## Problem
Work out the number of lines with the word "menu" in the material below, then reply with that number only.

Rows from a dataset

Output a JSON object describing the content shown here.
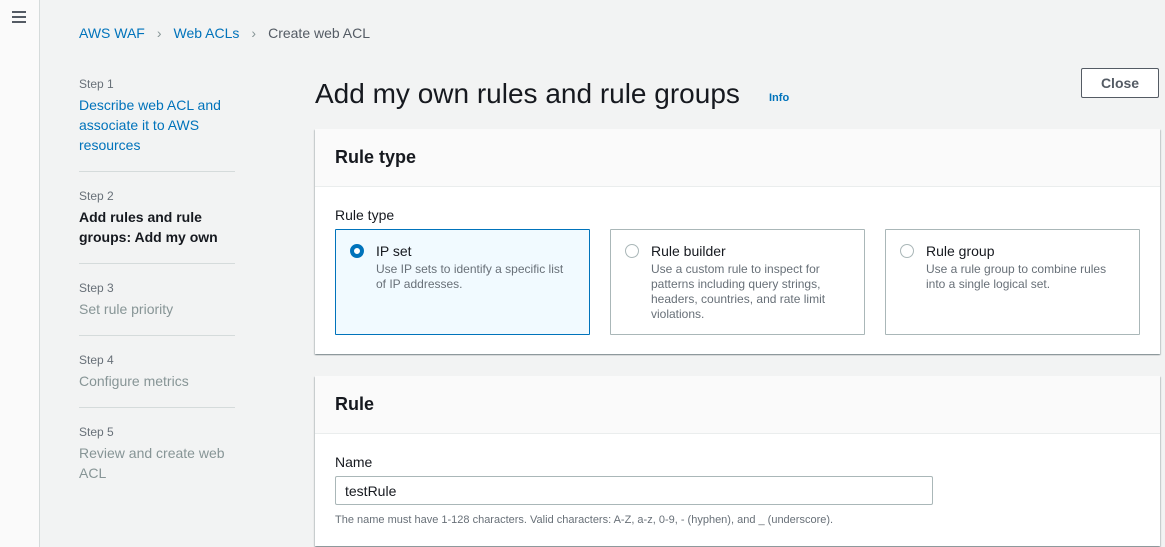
{
  "nav": {
    "menu_icon": "hamburger-menu-icon"
  },
  "breadcrumb": {
    "items": [
      {
        "label": "AWS WAF",
        "link": true
      },
      {
        "label": "Web ACLs",
        "link": true
      },
      {
        "label": "Create web ACL",
        "link": false
      }
    ],
    "separator": ">"
  },
  "steps": [
    {
      "step": "Step 1",
      "title": "Describe web ACL and associate it to AWS resources",
      "state": "link"
    },
    {
      "step": "Step 2",
      "title": "Add rules and rule groups: Add my own",
      "state": "active"
    },
    {
      "step": "Step 3",
      "title": "Set rule priority",
      "state": "disabled"
    },
    {
      "step": "Step 4",
      "title": "Configure metrics",
      "state": "disabled"
    },
    {
      "step": "Step 5",
      "title": "Review and create web ACL",
      "state": "disabled"
    }
  ],
  "header": {
    "title": "Add my own rules and rule groups",
    "info_label": "Info",
    "close_label": "Close"
  },
  "rule_type_panel": {
    "heading": "Rule type",
    "field_label": "Rule type",
    "options": [
      {
        "label": "IP set",
        "description": "Use IP sets to identify a specific list of IP addresses.",
        "selected": true
      },
      {
        "label": "Rule builder",
        "description": "Use a custom rule to inspect for patterns including query strings, headers, countries, and rate limit violations.",
        "selected": false
      },
      {
        "label": "Rule group",
        "description": "Use a rule group to combine rules into a single logical set.",
        "selected": false
      }
    ]
  },
  "rule_panel": {
    "heading": "Rule",
    "name_label": "Name",
    "name_value": "testRule",
    "name_hint": "The name must have 1-128 characters. Valid characters: A-Z, a-z, 0-9, - (hyphen), and _ (underscore)."
  },
  "colors": {
    "link": "#0073bb",
    "selected_tile_bg": "#f1faff",
    "page_bg": "#f2f3f3"
  }
}
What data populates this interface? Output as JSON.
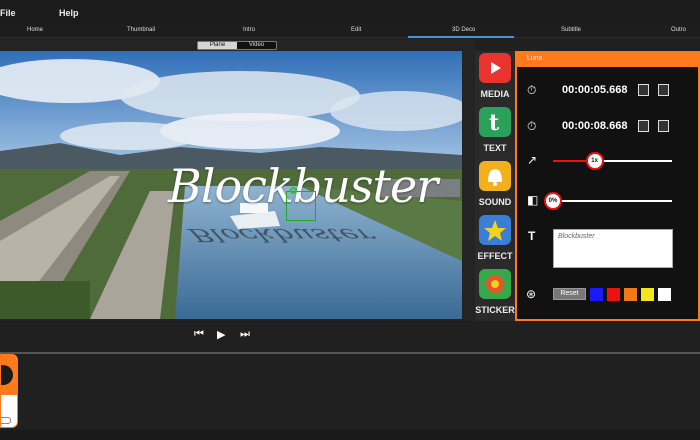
{
  "menu": {
    "file": "File",
    "help": "Help"
  },
  "tabs": [
    {
      "label": "Home"
    },
    {
      "label": "Thumbnail"
    },
    {
      "label": "Intro"
    },
    {
      "label": "Edit"
    },
    {
      "label": "3D Deco",
      "active": true
    },
    {
      "label": "Subtitle"
    },
    {
      "label": "Outro"
    }
  ],
  "viewport": {
    "mode_plane": "Plane",
    "mode_video": "Video",
    "overlay_text": "Blockbuster",
    "overlay_reflection": "Blockbuster"
  },
  "playback": {
    "prev_icon": "skip-back-icon",
    "play_icon": "play-icon",
    "next_icon": "skip-forward-icon"
  },
  "tools": [
    {
      "label": "MEDIA",
      "icon": "youtube-media-icon",
      "color": "#e8332f"
    },
    {
      "label": "TEXT",
      "icon": "text-t-icon",
      "color": "#2aa05a"
    },
    {
      "label": "SOUND",
      "icon": "bell-sound-icon",
      "color": "#f2b01c"
    },
    {
      "label": "EFFECT",
      "icon": "star-effect-icon",
      "color": "#3a7ed8"
    },
    {
      "label": "STICKER",
      "icon": "sticker-icon",
      "color": "#35a94a"
    }
  ],
  "panel": {
    "title": "Luna",
    "start_time": "00:00:05.668",
    "end_time": "00:00:08.668",
    "speed_label": "1x",
    "speed_value": 0.35,
    "opacity_label": "0%",
    "opacity_value": 0.0,
    "text_placeholder": "Blockbuster",
    "reset_label": "Reset",
    "swatches": [
      "#1a1aff",
      "#ee1111",
      "#f07a1a",
      "#f5e61a",
      "#ffffff"
    ],
    "accent": "#ff7a1a"
  }
}
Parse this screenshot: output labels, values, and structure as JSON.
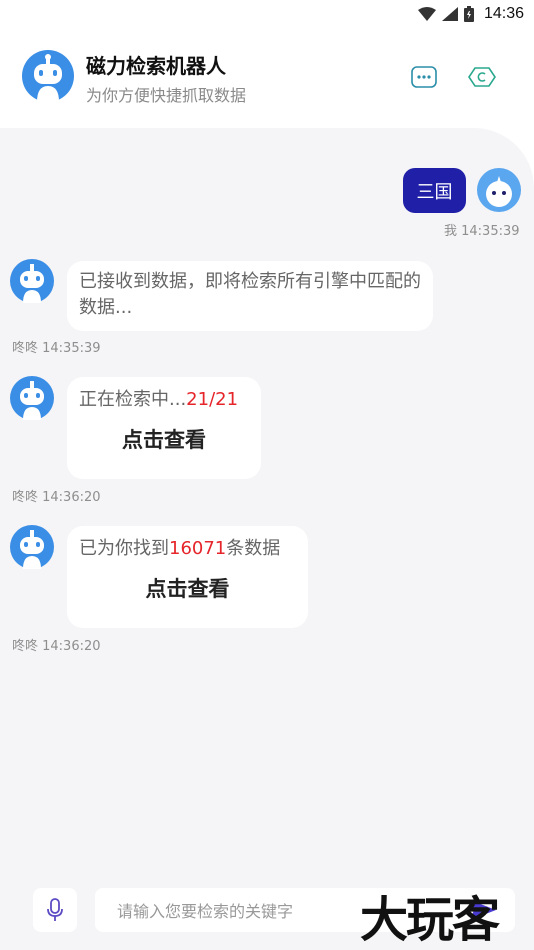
{
  "status_bar": {
    "time": "14:36"
  },
  "header": {
    "title": "磁力检索机器人",
    "subtitle": "为你方便快捷抓取数据",
    "more_icon": "more-dots-icon",
    "clean_icon": "clean-icon"
  },
  "messages": {
    "user": {
      "text": "三国",
      "timestamp": "我 14:35:39"
    },
    "bot1": {
      "text": "已接收到数据，即将检索所有引擎中匹配的数据...",
      "timestamp": "咚咚 14:35:39"
    },
    "bot2": {
      "prefix": "正在检索中...",
      "progress": "21/21",
      "action": "点击查看",
      "timestamp": "咚咚 14:36:20"
    },
    "bot3": {
      "prefix": "已为你找到",
      "count": "16071",
      "suffix": "条数据",
      "action": "点击查看",
      "timestamp": "咚咚 14:36:20"
    }
  },
  "input": {
    "placeholder": "请输入您要检索的关键字"
  },
  "watermark": "大玩客",
  "colors": {
    "accent": "#1f1fa8",
    "highlight": "#e5252a",
    "avatar_blue": "#3a8ee6"
  }
}
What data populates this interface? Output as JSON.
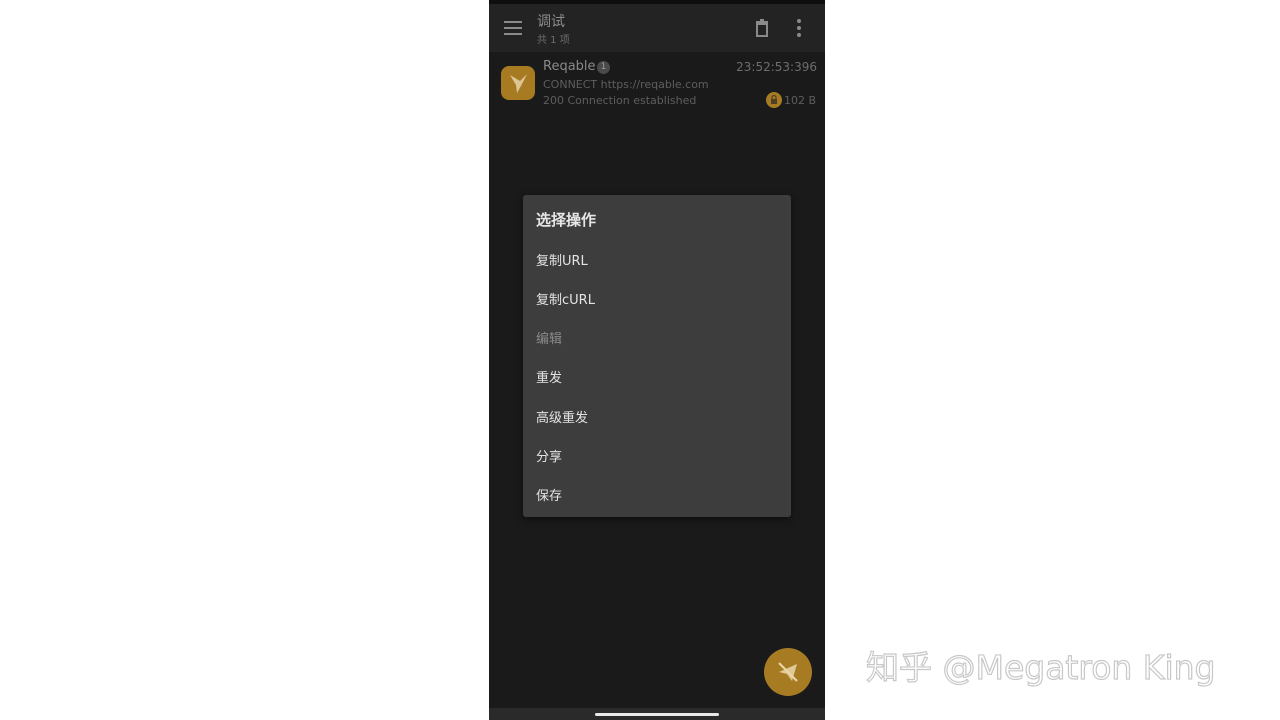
{
  "appbar": {
    "title": "调试",
    "subtitle": "共 1 项",
    "menu_icon": "hamburger-menu-icon",
    "delete_icon": "trash-icon",
    "more_icon": "more-vert-icon"
  },
  "list": {
    "items": [
      {
        "name": "Reqable",
        "count": "1",
        "time": "23:52:53:396",
        "request": "CONNECT https://reqable.com",
        "status": "200 Connection established",
        "size": "102 B",
        "avatar_icon": "hummingbird-logo-icon",
        "lock_icon": "lock-icon"
      }
    ]
  },
  "dialog": {
    "title": "选择操作",
    "options": [
      {
        "label": "复制URL",
        "enabled": true
      },
      {
        "label": "复制cURL",
        "enabled": true
      },
      {
        "label": "编辑",
        "enabled": false
      },
      {
        "label": "重发",
        "enabled": true
      },
      {
        "label": "高级重发",
        "enabled": true
      },
      {
        "label": "分享",
        "enabled": true
      },
      {
        "label": "保存",
        "enabled": true
      }
    ]
  },
  "fab": {
    "icon": "send-off-icon"
  },
  "watermark": {
    "text": "知乎 @Megatron King"
  },
  "colors": {
    "accent": "#a77b22",
    "background": "#1a1a1a",
    "dialog": "#3d3d3d"
  }
}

## Finished exercise
3